### MATERIAL
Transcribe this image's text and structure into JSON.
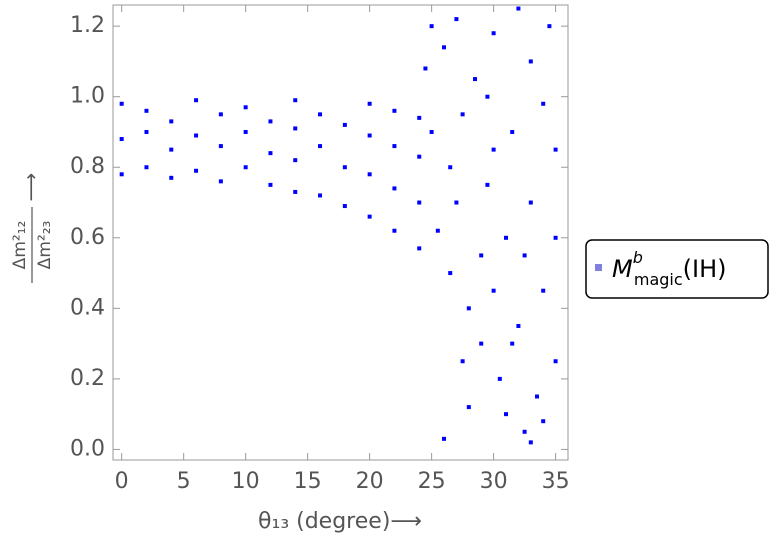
{
  "chart_data": {
    "type": "scatter",
    "xlabel": "θ₁₃ (degree)⟶",
    "ylabel": {
      "numerator": "Δm²₁₂",
      "denominator": "Δm²₂₃",
      "arrow": "⟶"
    },
    "xlim": [
      -0.7,
      36
    ],
    "ylim": [
      -0.03,
      1.26
    ],
    "xticks": [
      0,
      5,
      10,
      15,
      20,
      25,
      30,
      35
    ],
    "yticks": [
      {
        "value": 0,
        "label": "0.0"
      },
      0.2,
      0.4,
      0.6,
      0.8,
      {
        "value": 1,
        "label": "1.0"
      },
      1.2
    ],
    "legend": "right",
    "series": [
      {
        "name": "M",
        "name_sup": "b",
        "name_sub": "magic",
        "name_suffix": "(IH)",
        "color": "#0000ff",
        "legend_color": "#8080e0",
        "x": [
          0,
          0,
          0,
          2,
          2,
          2,
          4,
          4,
          4,
          6,
          6,
          6,
          8,
          8,
          8,
          10,
          10,
          10,
          12,
          12,
          12,
          14,
          14,
          14,
          14,
          16,
          16,
          16,
          18,
          18,
          18,
          20,
          20,
          20,
          20,
          22,
          22,
          22,
          22,
          24,
          24,
          24,
          24,
          24.5,
          25,
          26,
          26.5,
          27,
          27.5,
          28,
          28.5,
          29,
          29.5,
          30,
          30.5,
          31,
          31,
          31.5,
          32,
          32,
          32.5,
          33,
          33,
          33.5,
          34,
          34,
          34.5,
          35,
          35,
          35,
          25.5,
          26,
          27,
          28,
          29,
          30,
          30,
          31.5,
          33,
          25,
          26.5,
          27.5,
          29.5,
          32.5,
          34
        ],
        "values": [
          0.78,
          0.88,
          0.98,
          0.8,
          0.9,
          0.96,
          0.77,
          0.85,
          0.93,
          0.79,
          0.89,
          0.99,
          0.76,
          0.86,
          0.95,
          0.8,
          0.9,
          0.97,
          0.75,
          0.84,
          0.93,
          0.73,
          0.82,
          0.91,
          0.99,
          0.72,
          0.86,
          0.95,
          0.69,
          0.8,
          0.92,
          0.66,
          0.78,
          0.89,
          0.98,
          0.62,
          0.74,
          0.86,
          0.96,
          0.57,
          0.7,
          0.83,
          0.94,
          1.08,
          1.2,
          1.14,
          0.5,
          1.22,
          0.95,
          0.4,
          1.05,
          0.3,
          0.75,
          1.18,
          0.2,
          0.6,
          0.1,
          0.9,
          1.25,
          0.35,
          0.05,
          0.7,
          1.1,
          0.15,
          0.45,
          0.98,
          1.2,
          0.6,
          0.25,
          0.85,
          0.62,
          0.03,
          0.7,
          0.12,
          0.55,
          0.85,
          0.45,
          0.3,
          0.02,
          0.9,
          0.8,
          0.25,
          1.0,
          0.55,
          0.08
        ]
      }
    ]
  }
}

### STATED GOAL
Copy out the records above in full, exactly as written, but not the pictures.

### FULL RESPONSE
Transcribe this image's text and structure into JSON.
{
  "chart_data": {
    "type": "scatter",
    "xlabel": "θ₁₃ (degree)⟶",
    "ylabel": {
      "numerator": "Δm²₁₂",
      "denominator": "Δm²₂₃",
      "arrow": "⟶"
    },
    "xlim": [
      -0.7,
      36
    ],
    "ylim": [
      -0.03,
      1.26
    ],
    "xticks": [
      0,
      5,
      10,
      15,
      20,
      25,
      30,
      35
    ],
    "yticks": [
      {
        "value": 0,
        "label": "0.0"
      },
      0.2,
      0.4,
      0.6,
      0.8,
      {
        "value": 1,
        "label": "1.0"
      },
      1.2
    ],
    "legend": "right",
    "series": [
      {
        "name": "M",
        "name_sup": "b",
        "name_sub": "magic",
        "name_suffix": "(IH)",
        "color": "#0000ff",
        "legend_color": "#8080e0",
        "x": [
          0,
          0,
          0,
          2,
          2,
          2,
          4,
          4,
          4,
          6,
          6,
          6,
          8,
          8,
          8,
          10,
          10,
          10,
          12,
          12,
          12,
          14,
          14,
          14,
          14,
          16,
          16,
          16,
          18,
          18,
          18,
          20,
          20,
          20,
          20,
          22,
          22,
          22,
          22,
          24,
          24,
          24,
          24,
          24.5,
          25,
          26,
          26.5,
          27,
          27.5,
          28,
          28.5,
          29,
          29.5,
          30,
          30.5,
          31,
          31,
          31.5,
          32,
          32,
          32.5,
          33,
          33,
          33.5,
          34,
          34,
          34.5,
          35,
          35,
          35,
          25.5,
          26,
          27,
          28,
          29,
          30,
          30,
          31.5,
          33,
          25,
          26.5,
          27.5,
          29.5,
          32.5,
          34
        ],
        "values": [
          0.78,
          0.88,
          0.98,
          0.8,
          0.9,
          0.96,
          0.77,
          0.85,
          0.93,
          0.79,
          0.89,
          0.99,
          0.76,
          0.86,
          0.95,
          0.8,
          0.9,
          0.97,
          0.75,
          0.84,
          0.93,
          0.73,
          0.82,
          0.91,
          0.99,
          0.72,
          0.86,
          0.95,
          0.69,
          0.8,
          0.92,
          0.66,
          0.78,
          0.89,
          0.98,
          0.62,
          0.74,
          0.86,
          0.96,
          0.57,
          0.7,
          0.83,
          0.94,
          1.08,
          1.2,
          1.14,
          0.5,
          1.22,
          0.95,
          0.4,
          1.05,
          0.3,
          0.75,
          1.18,
          0.2,
          0.6,
          0.1,
          0.9,
          1.25,
          0.35,
          0.05,
          0.7,
          1.1,
          0.15,
          0.45,
          0.98,
          1.2,
          0.6,
          0.25,
          0.85,
          0.62,
          0.03,
          0.7,
          0.12,
          0.55,
          0.85,
          0.45,
          0.3,
          0.02,
          0.9,
          0.8,
          0.25,
          1.0,
          0.55,
          0.08
        ]
      }
    ]
  }
}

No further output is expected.